Directive – Take every line from the material that has the word "this" in it.

· · · ·

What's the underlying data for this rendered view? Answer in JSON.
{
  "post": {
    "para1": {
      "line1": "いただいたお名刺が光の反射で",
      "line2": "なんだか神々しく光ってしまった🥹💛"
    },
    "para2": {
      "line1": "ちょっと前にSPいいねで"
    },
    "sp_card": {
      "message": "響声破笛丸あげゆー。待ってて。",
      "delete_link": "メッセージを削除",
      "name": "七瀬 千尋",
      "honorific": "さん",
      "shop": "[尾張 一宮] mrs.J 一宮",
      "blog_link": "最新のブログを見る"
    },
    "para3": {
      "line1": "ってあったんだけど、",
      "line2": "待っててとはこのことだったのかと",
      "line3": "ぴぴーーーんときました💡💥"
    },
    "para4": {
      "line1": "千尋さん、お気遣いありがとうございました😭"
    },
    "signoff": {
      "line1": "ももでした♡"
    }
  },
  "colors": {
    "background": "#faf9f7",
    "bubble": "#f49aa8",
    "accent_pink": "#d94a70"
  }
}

· · · ·

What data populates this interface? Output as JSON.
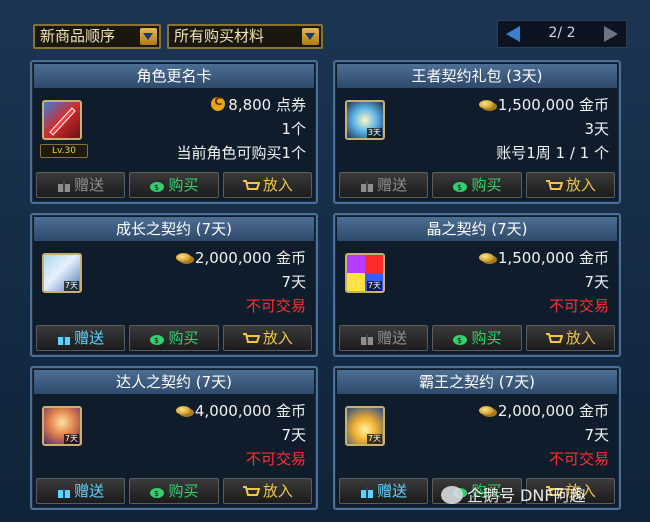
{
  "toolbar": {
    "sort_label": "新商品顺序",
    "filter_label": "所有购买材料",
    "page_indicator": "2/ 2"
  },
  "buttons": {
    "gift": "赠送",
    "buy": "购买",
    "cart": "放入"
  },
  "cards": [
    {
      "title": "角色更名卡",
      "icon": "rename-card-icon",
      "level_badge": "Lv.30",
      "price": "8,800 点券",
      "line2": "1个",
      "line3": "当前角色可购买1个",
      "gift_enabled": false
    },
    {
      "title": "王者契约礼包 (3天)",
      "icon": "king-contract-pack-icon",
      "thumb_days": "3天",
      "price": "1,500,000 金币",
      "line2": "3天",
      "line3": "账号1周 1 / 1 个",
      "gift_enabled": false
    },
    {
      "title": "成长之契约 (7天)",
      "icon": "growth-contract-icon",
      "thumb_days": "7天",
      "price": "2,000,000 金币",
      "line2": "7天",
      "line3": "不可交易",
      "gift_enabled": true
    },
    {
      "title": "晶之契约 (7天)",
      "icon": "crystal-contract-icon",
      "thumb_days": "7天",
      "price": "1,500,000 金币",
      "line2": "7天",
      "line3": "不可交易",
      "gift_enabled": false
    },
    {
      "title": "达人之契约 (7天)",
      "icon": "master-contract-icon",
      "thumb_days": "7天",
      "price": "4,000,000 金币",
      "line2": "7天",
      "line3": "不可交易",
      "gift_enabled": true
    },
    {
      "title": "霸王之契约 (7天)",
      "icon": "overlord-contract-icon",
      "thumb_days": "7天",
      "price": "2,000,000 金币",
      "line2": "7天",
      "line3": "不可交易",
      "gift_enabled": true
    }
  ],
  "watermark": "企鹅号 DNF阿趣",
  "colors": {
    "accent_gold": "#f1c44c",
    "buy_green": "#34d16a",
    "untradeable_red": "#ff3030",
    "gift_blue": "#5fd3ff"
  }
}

· · · ·

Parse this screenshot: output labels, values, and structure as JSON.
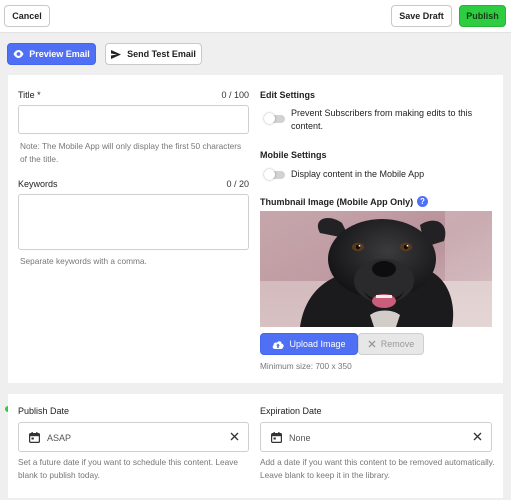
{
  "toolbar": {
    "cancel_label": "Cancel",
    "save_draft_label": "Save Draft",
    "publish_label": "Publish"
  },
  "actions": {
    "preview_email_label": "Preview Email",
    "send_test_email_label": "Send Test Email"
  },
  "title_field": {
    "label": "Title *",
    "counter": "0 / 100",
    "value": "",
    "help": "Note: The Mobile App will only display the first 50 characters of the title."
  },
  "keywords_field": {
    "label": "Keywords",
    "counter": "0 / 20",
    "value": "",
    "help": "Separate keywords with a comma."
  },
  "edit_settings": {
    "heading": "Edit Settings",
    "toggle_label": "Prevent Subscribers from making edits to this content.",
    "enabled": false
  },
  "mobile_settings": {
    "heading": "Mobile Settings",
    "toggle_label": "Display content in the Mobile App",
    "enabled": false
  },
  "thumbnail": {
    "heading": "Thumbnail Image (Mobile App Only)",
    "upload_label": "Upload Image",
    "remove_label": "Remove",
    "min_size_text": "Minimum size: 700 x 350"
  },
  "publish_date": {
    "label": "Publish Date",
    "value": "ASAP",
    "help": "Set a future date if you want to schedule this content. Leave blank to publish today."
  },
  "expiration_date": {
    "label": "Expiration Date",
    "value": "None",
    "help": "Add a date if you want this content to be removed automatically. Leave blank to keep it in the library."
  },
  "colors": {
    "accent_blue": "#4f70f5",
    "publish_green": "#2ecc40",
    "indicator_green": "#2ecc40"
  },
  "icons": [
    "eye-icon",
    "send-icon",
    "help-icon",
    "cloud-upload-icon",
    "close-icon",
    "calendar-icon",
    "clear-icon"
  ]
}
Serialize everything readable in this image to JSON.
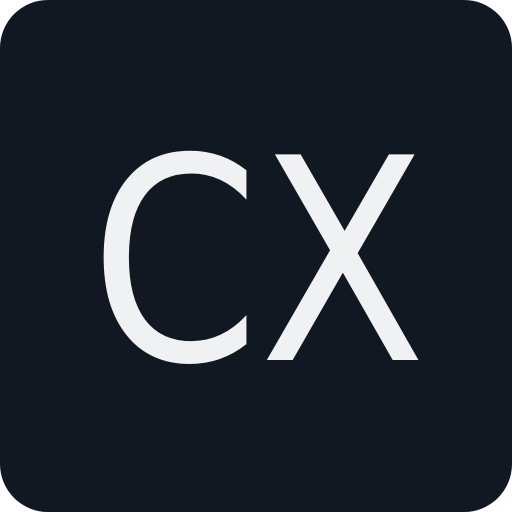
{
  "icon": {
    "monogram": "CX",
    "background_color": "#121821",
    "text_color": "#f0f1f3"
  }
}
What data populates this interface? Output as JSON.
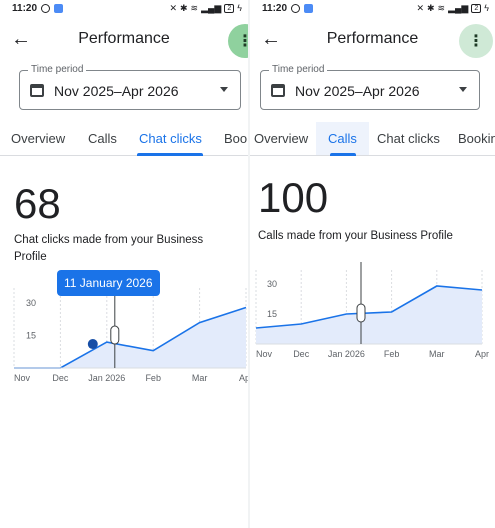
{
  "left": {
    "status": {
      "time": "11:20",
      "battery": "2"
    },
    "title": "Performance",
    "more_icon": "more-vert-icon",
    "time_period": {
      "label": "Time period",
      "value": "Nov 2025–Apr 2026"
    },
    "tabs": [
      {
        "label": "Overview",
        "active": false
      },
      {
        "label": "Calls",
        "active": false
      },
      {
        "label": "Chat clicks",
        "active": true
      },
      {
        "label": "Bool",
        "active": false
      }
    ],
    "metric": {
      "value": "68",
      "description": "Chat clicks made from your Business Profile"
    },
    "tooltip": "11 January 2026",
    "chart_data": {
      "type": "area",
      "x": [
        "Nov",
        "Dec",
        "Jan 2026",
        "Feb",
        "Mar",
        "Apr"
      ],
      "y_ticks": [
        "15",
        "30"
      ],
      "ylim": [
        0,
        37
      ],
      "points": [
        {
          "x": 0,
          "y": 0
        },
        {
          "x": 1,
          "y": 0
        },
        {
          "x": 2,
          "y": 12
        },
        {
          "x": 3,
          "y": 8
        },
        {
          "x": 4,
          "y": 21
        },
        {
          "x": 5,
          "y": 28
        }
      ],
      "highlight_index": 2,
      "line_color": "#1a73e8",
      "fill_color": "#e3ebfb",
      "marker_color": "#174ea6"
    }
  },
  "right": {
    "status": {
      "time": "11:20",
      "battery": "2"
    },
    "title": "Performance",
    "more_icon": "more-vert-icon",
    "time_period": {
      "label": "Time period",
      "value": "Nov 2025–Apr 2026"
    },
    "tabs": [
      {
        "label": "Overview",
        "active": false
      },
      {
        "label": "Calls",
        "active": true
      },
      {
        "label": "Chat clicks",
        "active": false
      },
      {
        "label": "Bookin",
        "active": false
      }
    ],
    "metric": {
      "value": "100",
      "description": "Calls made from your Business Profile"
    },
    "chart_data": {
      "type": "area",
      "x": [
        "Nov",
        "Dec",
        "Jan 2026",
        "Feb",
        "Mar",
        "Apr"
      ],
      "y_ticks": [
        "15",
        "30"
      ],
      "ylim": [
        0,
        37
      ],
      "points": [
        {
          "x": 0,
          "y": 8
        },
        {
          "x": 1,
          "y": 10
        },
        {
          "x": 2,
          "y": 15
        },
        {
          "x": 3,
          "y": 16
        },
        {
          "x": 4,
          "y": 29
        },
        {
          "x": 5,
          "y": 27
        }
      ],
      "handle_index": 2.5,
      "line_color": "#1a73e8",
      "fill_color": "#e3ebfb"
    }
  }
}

· · · ·

Exercise answer –
What's the underlying data for this rendered view? Answer in JSON.
What data populates this interface? Output as JSON.
Parse this screenshot: output labels, values, and structure as JSON.
    "toggle_label": "Prevent Subscribers from making edits to this content.",
    "help": "Set a future date if you want to schedule this content. Leave blank to publish today."
    "help": "Add a date if you want this content to be removed automatically. Leave blank to keep it in the library."
Serialize everything readable in this image to JSON.
What data populates this interface? Output as JSON.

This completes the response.